The records ▸
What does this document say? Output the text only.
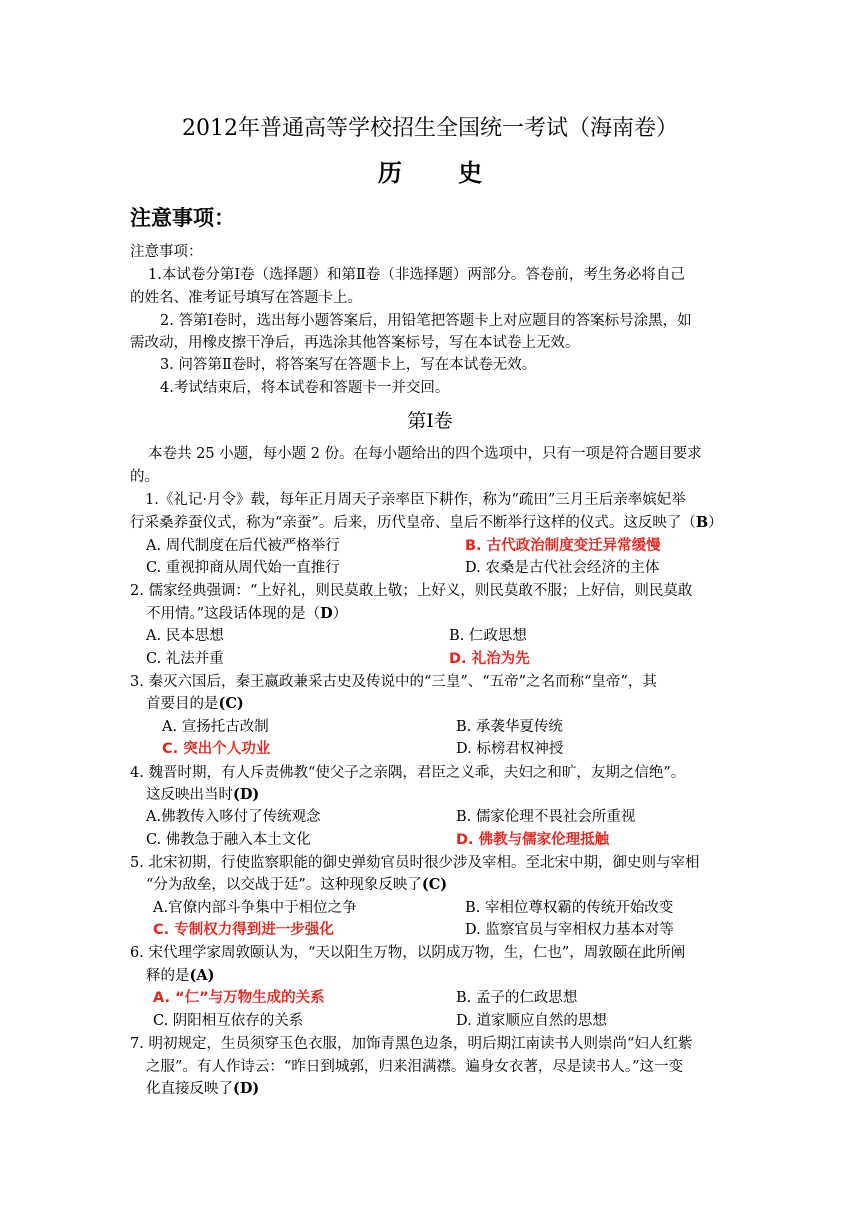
2012年普通高等学校招生全国统一考试（海南卷）
历 史
注意事项：
注意事项：
1.本试卷分第Ⅰ卷（选择题）和第Ⅱ卷（非选择题）两部分。答卷前，考生务必将自己
的姓名、准考证号填写在答题卡上。
2. 答第Ⅰ卷时，选出每小题答案后，用铅笔把答题卡上对应题目的答案标号涂黑，如
需改动，用橡皮擦干净后，再选涂其他答案标号，写在本试卷上无效。
3. 问答第Ⅱ卷时，将答案写在答题卡上，写在本试卷无效。
4.考试结束后，将本试卷和答题卡一并交回。
第Ⅰ卷
本卷共 25 小题，每小题 2 份。在每小题给出的四个选项中，只有一项是符合题目要求
的。
1.《礼记·月令》载，每年正月周天子亲率臣下耕作，称为“疏田”三月王后亲率嫔妃举
行采桑养蚕仪式，称为“亲蚕”。后来，历代皇帝、皇后不断举行这样的仪式。这反映了（B）
A. 周代制度在后代被严格举行	B. 古代政治制度变迁异常缓慢
C. 重视抑商从周代始一直推行	D. 农桑是古代社会经济的主体
2. 儒家经典强调：“上好礼，则民莫敢上敬；上好义，则民莫敢不服；上好信，则民莫敢
不用情。”这段话体现的是（D）
A. 民本思想	B. 仁政思想
C. 礼法并重	D. 礼治为先
3. 秦灭六国后，秦王嬴政兼采古史及传说中的“三皇”、“五帝”之名而称“皇帝”，其
首要目的是(C)
A. 宣扬托古改制	B. 承袭华夏传统
C. 突出个人功业	D. 标榜君权神授
4. 魏晋时期，有人斥责佛教“使父子之亲隅，君臣之义乖，夫妇之和旷，友期之信绝”。
这反映出当时(D)
A.佛教传入哆付了传统观念	B. 儒家伦理不畏社会所重视
C. 佛教急于融入本土文化	D. 佛教与儒家伦理抵触
5. 北宋初期，行使监察职能的御史弹劾官员时很少涉及宰相。至北宋中期，御史则与宰相
“分为敌垒，以交战于廷”。这种现象反映了(C)
A.官僚内部斗争集中于相位之争	B. 宰相位尊权霸的传统开始改变
C. 专制权力得到进一步强化	D. 监察官员与宰相权力基本对等
6. 宋代理学家周敦颐认为，“天以阳生万物，以阴成万物，生，仁也”，周敦颐在此所阐
释的是(A)
A. “仁”与万物生成的关系	B. 孟子的仁政思想
C. 阴阳相互依存的关系	D. 道家顺应自然的思想
7. 明初规定，生员须穿玉色衣服，加饰青黑色边条，明后期江南读书人则崇尚“妇人红紫
之服”。有人作诗云：“昨日到城郭，归来泪满襟。遍身女衣著，尽是读书人。”这一变
化直接反映了(D)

What this task involves ▸
All of the entries need to be transcribed word for word; pictures are left out.

Solution below ▸
What does this document say? Output the text only.
2012年普通高等学校招生全国统一考试（海南卷）
历 史
注意事项：
注意事项：
1.本试卷分第Ⅰ卷（选择题）和第Ⅱ卷（非选择题）两部分。答卷前，考生务必将自己
的姓名、准考证号填写在答题卡上。
2. 答第Ⅰ卷时，选出每小题答案后，用铅笔把答题卡上对应题目的答案标号涂黑，如
需改动，用橡皮擦干净后，再选涂其他答案标号，写在本试卷上无效。
3. 问答第Ⅱ卷时，将答案写在答题卡上，写在本试卷无效。
4.考试结束后，将本试卷和答题卡一并交回。
第Ⅰ卷
本卷共 25 小题，每小题 2 份。在每小题给出的四个选项中，只有一项是符合题目要求
的。
1.《礼记·月令》载，每年正月周天子亲率臣下耕作，称为“疏田”三月王后亲率嫔妃举
行采桑养蚕仪式，称为“亲蚕”。后来，历代皇帝、皇后不断举行这样的仪式。这反映了（B）
A. 周代制度在后代被严格举行	B. 古代政治制度变迁异常缓慢
C. 重视抑商从周代始一直推行	D. 农桑是古代社会经济的主体
2. 儒家经典强调：“上好礼，则民莫敢上敬；上好义，则民莫敢不服；上好信，则民莫敢
不用情。”这段话体现的是（D）
A. 民本思想	B. 仁政思想
C. 礼法并重	D. 礼治为先
3. 秦灭六国后，秦王嬴政兼采古史及传说中的“三皇”、“五帝”之名而称“皇帝”，其
首要目的是(C)
A. 宣扬托古改制	B. 承袭华夏传统
C. 突出个人功业	D. 标榜君权神授
4. 魏晋时期，有人斥责佛教“使父子之亲隅，君臣之义乖，夫妇之和旷，友期之信绝”。
这反映出当时(D)
A.佛教传入哆付了传统观念	B. 儒家伦理不畏社会所重视
C. 佛教急于融入本土文化	D. 佛教与儒家伦理抵触
5. 北宋初期，行使监察职能的御史弹劾官员时很少涉及宰相。至北宋中期，御史则与宰相
“分为敌垒，以交战于廷”。这种现象反映了(C)
A.官僚内部斗争集中于相位之争	B. 宰相位尊权霸的传统开始改变
C. 专制权力得到进一步强化	D. 监察官员与宰相权力基本对等
6. 宋代理学家周敦颐认为，“天以阳生万物，以阴成万物，生，仁也”，周敦颐在此所阐
释的是(A)
A. “仁”与万物生成的关系	B. 孟子的仁政思想
C. 阴阳相互依存的关系	D. 道家顺应自然的思想
7. 明初规定，生员须穿玉色衣服，加饰青黑色边条，明后期江南读书人则崇尚“妇人红紫
之服”。有人作诗云：“昨日到城郭，归来泪满襟。遍身女衣著，尽是读书人。”这一变
化直接反映了(D)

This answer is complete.